▶ Your goal
Repeat the listing that follows, character for character, minus the pictures.

* start Recorded information *

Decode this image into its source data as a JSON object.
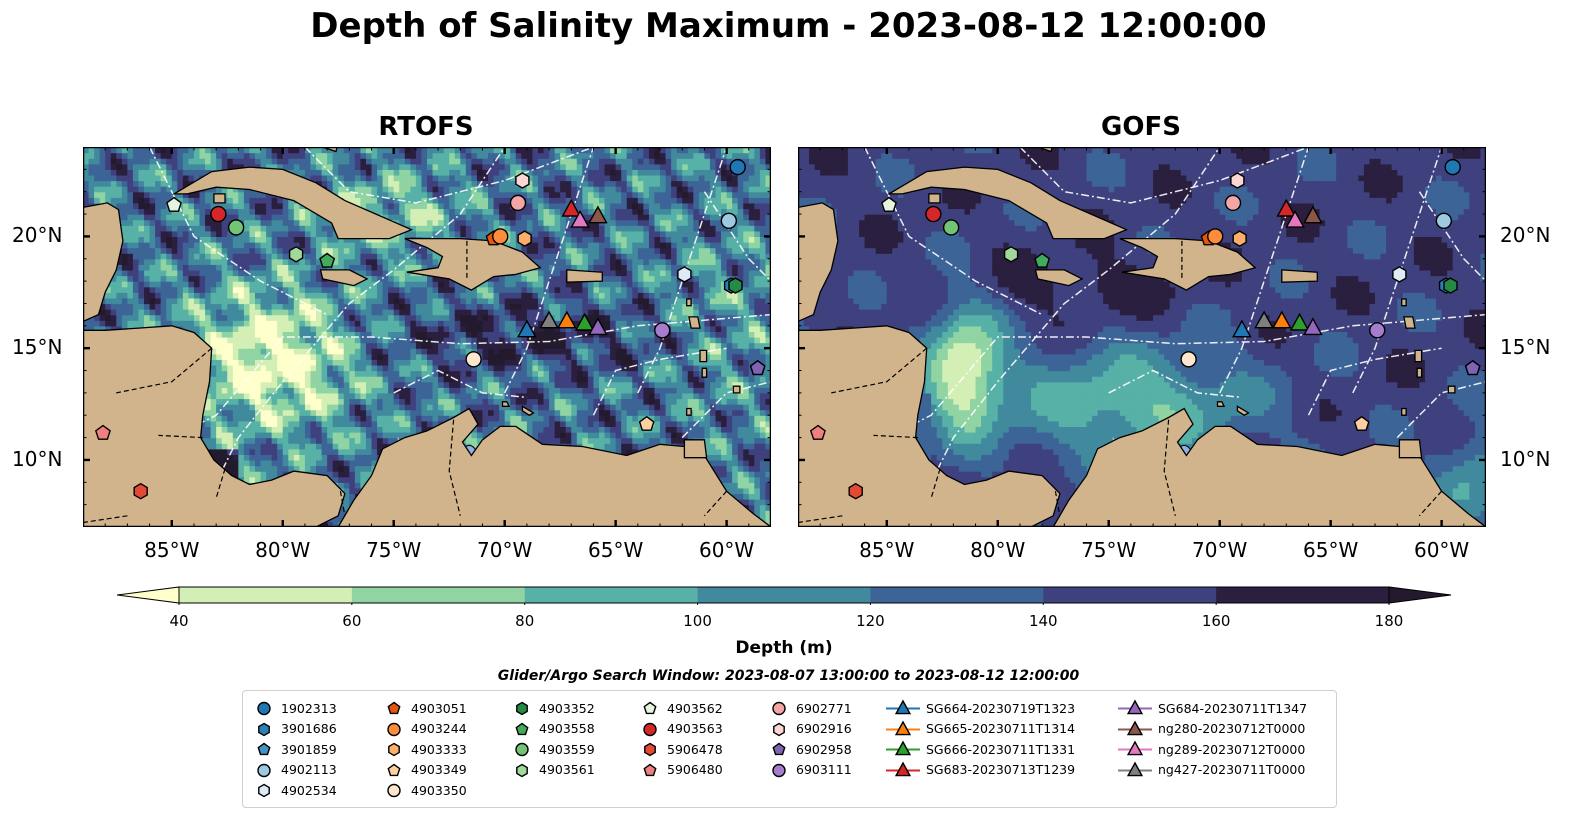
{
  "title": "Depth of Salinity Maximum - 2023-08-12 12:00:00",
  "chart_data": {
    "type": "heatmap",
    "title": "Depth of Salinity Maximum - 2023-08-12 12:00:00",
    "panels": [
      {
        "title": "RTOFS",
        "x_ticks": [
          "85°W",
          "80°W",
          "75°W",
          "70°W",
          "65°W",
          "60°W"
        ],
        "y_ticks": [
          "20°N",
          "15°N",
          "10°N"
        ]
      },
      {
        "title": "GOFS",
        "x_ticks": [
          "85°W",
          "80°W",
          "75°W",
          "70°W",
          "65°W",
          "60°W"
        ],
        "y_ticks": [
          "20°N",
          "15°N",
          "10°N"
        ]
      }
    ],
    "xlim": [
      -89,
      -58
    ],
    "ylim": [
      7,
      24
    ],
    "colorbar": {
      "label": "Depth (m)",
      "ticks": [
        "40",
        "60",
        "80",
        "100",
        "120",
        "140",
        "160",
        "180"
      ],
      "levels": [
        40,
        60,
        80,
        100,
        120,
        140,
        160,
        180
      ],
      "colors": [
        "#d3efb6",
        "#8fd4a2",
        "#57b1a7",
        "#418a9e",
        "#3c6496",
        "#3f417f",
        "#2b1f3f"
      ],
      "under_color": "#ffffcc",
      "over_color": "#231a2e",
      "extend": "both"
    },
    "land_color": "#d2b48c",
    "search_window": "Glider/Argo Search Window: 2023-08-07 13:00:00 to 2023-08-12 12:00:00",
    "legend": [
      {
        "label": "1902313",
        "marker": "circle",
        "color": "#1f77b4"
      },
      {
        "label": "3901686",
        "marker": "hexagon",
        "color": "#2c7fb8"
      },
      {
        "label": "3901859",
        "marker": "pentagon",
        "color": "#4292c6"
      },
      {
        "label": "4902113",
        "marker": "circle",
        "color": "#9ecae1"
      },
      {
        "label": "4902534",
        "marker": "hexagon",
        "color": "#deebf7"
      },
      {
        "label": "4903051",
        "marker": "pentagon",
        "color": "#e6550d"
      },
      {
        "label": "4903244",
        "marker": "circle",
        "color": "#fd8d3c"
      },
      {
        "label": "4903333",
        "marker": "hexagon",
        "color": "#fdae6b"
      },
      {
        "label": "4903349",
        "marker": "pentagon",
        "color": "#fdd0a2"
      },
      {
        "label": "4903350",
        "marker": "circle",
        "color": "#fee6ce"
      },
      {
        "label": "4903352",
        "marker": "hexagon",
        "color": "#238b45"
      },
      {
        "label": "4903558",
        "marker": "pentagon",
        "color": "#41ab5d"
      },
      {
        "label": "4903559",
        "marker": "circle",
        "color": "#74c476"
      },
      {
        "label": "4903561",
        "marker": "hexagon",
        "color": "#a1d99b"
      },
      {
        "label": "4903562",
        "marker": "pentagon",
        "color": "#e5f5e0"
      },
      {
        "label": "4903563",
        "marker": "circle",
        "color": "#d62728"
      },
      {
        "label": "5906478",
        "marker": "hexagon",
        "color": "#e34a33"
      },
      {
        "label": "5906480",
        "marker": "pentagon",
        "color": "#f08080"
      },
      {
        "label": "6902771",
        "marker": "circle",
        "color": "#f4a6a6"
      },
      {
        "label": "6902916",
        "marker": "hexagon",
        "color": "#fcd5d5"
      },
      {
        "label": "6902958",
        "marker": "pentagon",
        "color": "#8064b4"
      },
      {
        "label": "6903111",
        "marker": "circle",
        "color": "#a67dcc"
      },
      {
        "label": "SG664-20230719T1323",
        "marker": "triangle",
        "color": "#1f77b4"
      },
      {
        "label": "SG665-20230711T1314",
        "marker": "triangle",
        "color": "#ff7f0e"
      },
      {
        "label": "SG666-20230711T1331",
        "marker": "triangle",
        "color": "#2ca02c"
      },
      {
        "label": "SG683-20230713T1239",
        "marker": "triangle",
        "color": "#d62728"
      },
      {
        "label": "SG684-20230711T1347",
        "marker": "triangle",
        "color": "#9467bd"
      },
      {
        "label": "ng280-20230712T0000",
        "marker": "triangle",
        "color": "#8c564b"
      },
      {
        "label": "ng289-20230712T0000",
        "marker": "triangle",
        "color": "#e377c2"
      },
      {
        "label": "ng427-20230711T0000",
        "marker": "triangle",
        "color": "#7f7f7f"
      }
    ],
    "points": [
      {
        "label": "1902313",
        "lon": -59.5,
        "lat": 23.1
      },
      {
        "label": "3901686",
        "lon": -59.8,
        "lat": 17.8
      },
      {
        "label": "3901859",
        "lon": -58.6,
        "lat": 14.1
      },
      {
        "label": "4902113",
        "lon": -59.9,
        "lat": 20.7
      },
      {
        "label": "4902534",
        "lon": -61.9,
        "lat": 18.3
      },
      {
        "label": "4903051",
        "lon": -70.5,
        "lat": 19.9
      },
      {
        "label": "4903244",
        "lon": -70.2,
        "lat": 20.0
      },
      {
        "label": "4903333",
        "lon": -69.1,
        "lat": 19.9
      },
      {
        "label": "4903349",
        "lon": -63.6,
        "lat": 11.6
      },
      {
        "label": "4903350",
        "lon": -71.4,
        "lat": 14.5
      },
      {
        "label": "4903352",
        "lon": -59.6,
        "lat": 17.8
      },
      {
        "label": "4903558",
        "lon": -78.0,
        "lat": 18.9
      },
      {
        "label": "4903559",
        "lon": -82.1,
        "lat": 20.4
      },
      {
        "label": "4903561",
        "lon": -79.4,
        "lat": 19.2
      },
      {
        "label": "4903562",
        "lon": -84.9,
        "lat": 21.4
      },
      {
        "label": "4903563",
        "lon": -82.9,
        "lat": 21.0
      },
      {
        "label": "5906478",
        "lon": -86.4,
        "lat": 8.6
      },
      {
        "label": "5906480",
        "lon": -88.1,
        "lat": 11.2
      },
      {
        "label": "6902771",
        "lon": -69.4,
        "lat": 21.5
      },
      {
        "label": "6902916",
        "lon": -69.2,
        "lat": 22.5
      },
      {
        "label": "6902958",
        "lon": -58.6,
        "lat": 14.1
      },
      {
        "label": "6903111",
        "lon": -62.9,
        "lat": 15.8
      },
      {
        "label": "SG664-20230719T1323",
        "lon": -69.0,
        "lat": 15.8
      },
      {
        "label": "SG665-20230711T1314",
        "lon": -67.2,
        "lat": 16.2
      },
      {
        "label": "SG666-20230711T1331",
        "lon": -66.4,
        "lat": 16.1
      },
      {
        "label": "SG683-20230713T1239",
        "lon": -67.0,
        "lat": 21.2
      },
      {
        "label": "SG684-20230711T1347",
        "lon": -65.8,
        "lat": 15.9
      },
      {
        "label": "ng280-20230712T0000",
        "lon": -65.8,
        "lat": 20.9
      },
      {
        "label": "ng289-20230712T0000",
        "lon": -66.6,
        "lat": 20.7
      },
      {
        "label": "ng427-20230711T0000",
        "lon": -68.0,
        "lat": 16.2
      }
    ]
  }
}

* end Recorded information *

▶ Solution for this task
Decode this image into its source data as a JSON object.
{
  "title": "Depth of Salinity Maximum - 2023-08-12 12:00:00",
  "chart_data": {
    "type": "heatmap",
    "title": "Depth of Salinity Maximum - 2023-08-12 12:00:00",
    "panels": [
      {
        "title": "RTOFS",
        "x_ticks": [
          "85°W",
          "80°W",
          "75°W",
          "70°W",
          "65°W",
          "60°W"
        ],
        "y_ticks": [
          "20°N",
          "15°N",
          "10°N"
        ]
      },
      {
        "title": "GOFS",
        "x_ticks": [
          "85°W",
          "80°W",
          "75°W",
          "70°W",
          "65°W",
          "60°W"
        ],
        "y_ticks": [
          "20°N",
          "15°N",
          "10°N"
        ]
      }
    ],
    "xlim": [
      -89,
      -58
    ],
    "ylim": [
      7,
      24
    ],
    "colorbar": {
      "label": "Depth (m)",
      "ticks": [
        "40",
        "60",
        "80",
        "100",
        "120",
        "140",
        "160",
        "180"
      ],
      "levels": [
        40,
        60,
        80,
        100,
        120,
        140,
        160,
        180
      ],
      "colors": [
        "#d3efb6",
        "#8fd4a2",
        "#57b1a7",
        "#418a9e",
        "#3c6496",
        "#3f417f",
        "#2b1f3f"
      ],
      "under_color": "#ffffcc",
      "over_color": "#231a2e",
      "extend": "both"
    },
    "land_color": "#d2b48c",
    "search_window": "Glider/Argo Search Window: 2023-08-07 13:00:00 to 2023-08-12 12:00:00",
    "legend": [
      {
        "label": "1902313",
        "marker": "circle",
        "color": "#1f77b4"
      },
      {
        "label": "3901686",
        "marker": "hexagon",
        "color": "#2c7fb8"
      },
      {
        "label": "3901859",
        "marker": "pentagon",
        "color": "#4292c6"
      },
      {
        "label": "4902113",
        "marker": "circle",
        "color": "#9ecae1"
      },
      {
        "label": "4902534",
        "marker": "hexagon",
        "color": "#deebf7"
      },
      {
        "label": "4903051",
        "marker": "pentagon",
        "color": "#e6550d"
      },
      {
        "label": "4903244",
        "marker": "circle",
        "color": "#fd8d3c"
      },
      {
        "label": "4903333",
        "marker": "hexagon",
        "color": "#fdae6b"
      },
      {
        "label": "4903349",
        "marker": "pentagon",
        "color": "#fdd0a2"
      },
      {
        "label": "4903350",
        "marker": "circle",
        "color": "#fee6ce"
      },
      {
        "label": "4903352",
        "marker": "hexagon",
        "color": "#238b45"
      },
      {
        "label": "4903558",
        "marker": "pentagon",
        "color": "#41ab5d"
      },
      {
        "label": "4903559",
        "marker": "circle",
        "color": "#74c476"
      },
      {
        "label": "4903561",
        "marker": "hexagon",
        "color": "#a1d99b"
      },
      {
        "label": "4903562",
        "marker": "pentagon",
        "color": "#e5f5e0"
      },
      {
        "label": "4903563",
        "marker": "circle",
        "color": "#d62728"
      },
      {
        "label": "5906478",
        "marker": "hexagon",
        "color": "#e34a33"
      },
      {
        "label": "5906480",
        "marker": "pentagon",
        "color": "#f08080"
      },
      {
        "label": "6902771",
        "marker": "circle",
        "color": "#f4a6a6"
      },
      {
        "label": "6902916",
        "marker": "hexagon",
        "color": "#fcd5d5"
      },
      {
        "label": "6902958",
        "marker": "pentagon",
        "color": "#8064b4"
      },
      {
        "label": "6903111",
        "marker": "circle",
        "color": "#a67dcc"
      },
      {
        "label": "SG664-20230719T1323",
        "marker": "triangle",
        "color": "#1f77b4"
      },
      {
        "label": "SG665-20230711T1314",
        "marker": "triangle",
        "color": "#ff7f0e"
      },
      {
        "label": "SG666-20230711T1331",
        "marker": "triangle",
        "color": "#2ca02c"
      },
      {
        "label": "SG683-20230713T1239",
        "marker": "triangle",
        "color": "#d62728"
      },
      {
        "label": "SG684-20230711T1347",
        "marker": "triangle",
        "color": "#9467bd"
      },
      {
        "label": "ng280-20230712T0000",
        "marker": "triangle",
        "color": "#8c564b"
      },
      {
        "label": "ng289-20230712T0000",
        "marker": "triangle",
        "color": "#e377c2"
      },
      {
        "label": "ng427-20230711T0000",
        "marker": "triangle",
        "color": "#7f7f7f"
      }
    ],
    "points": [
      {
        "label": "1902313",
        "lon": -59.5,
        "lat": 23.1
      },
      {
        "label": "3901686",
        "lon": -59.8,
        "lat": 17.8
      },
      {
        "label": "3901859",
        "lon": -58.6,
        "lat": 14.1
      },
      {
        "label": "4902113",
        "lon": -59.9,
        "lat": 20.7
      },
      {
        "label": "4902534",
        "lon": -61.9,
        "lat": 18.3
      },
      {
        "label": "4903051",
        "lon": -70.5,
        "lat": 19.9
      },
      {
        "label": "4903244",
        "lon": -70.2,
        "lat": 20.0
      },
      {
        "label": "4903333",
        "lon": -69.1,
        "lat": 19.9
      },
      {
        "label": "4903349",
        "lon": -63.6,
        "lat": 11.6
      },
      {
        "label": "4903350",
        "lon": -71.4,
        "lat": 14.5
      },
      {
        "label": "4903352",
        "lon": -59.6,
        "lat": 17.8
      },
      {
        "label": "4903558",
        "lon": -78.0,
        "lat": 18.9
      },
      {
        "label": "4903559",
        "lon": -82.1,
        "lat": 20.4
      },
      {
        "label": "4903561",
        "lon": -79.4,
        "lat": 19.2
      },
      {
        "label": "4903562",
        "lon": -84.9,
        "lat": 21.4
      },
      {
        "label": "4903563",
        "lon": -82.9,
        "lat": 21.0
      },
      {
        "label": "5906478",
        "lon": -86.4,
        "lat": 8.6
      },
      {
        "label": "5906480",
        "lon": -88.1,
        "lat": 11.2
      },
      {
        "label": "6902771",
        "lon": -69.4,
        "lat": 21.5
      },
      {
        "label": "6902916",
        "lon": -69.2,
        "lat": 22.5
      },
      {
        "label": "6902958",
        "lon": -58.6,
        "lat": 14.1
      },
      {
        "label": "6903111",
        "lon": -62.9,
        "lat": 15.8
      },
      {
        "label": "SG664-20230719T1323",
        "lon": -69.0,
        "lat": 15.8
      },
      {
        "label": "SG665-20230711T1314",
        "lon": -67.2,
        "lat": 16.2
      },
      {
        "label": "SG666-20230711T1331",
        "lon": -66.4,
        "lat": 16.1
      },
      {
        "label": "SG683-20230713T1239",
        "lon": -67.0,
        "lat": 21.2
      },
      {
        "label": "SG684-20230711T1347",
        "lon": -65.8,
        "lat": 15.9
      },
      {
        "label": "ng280-20230712T0000",
        "lon": -65.8,
        "lat": 20.9
      },
      {
        "label": "ng289-20230712T0000",
        "lon": -66.6,
        "lat": 20.7
      },
      {
        "label": "ng427-20230711T0000",
        "lon": -68.0,
        "lat": 16.2
      }
    ]
  }
}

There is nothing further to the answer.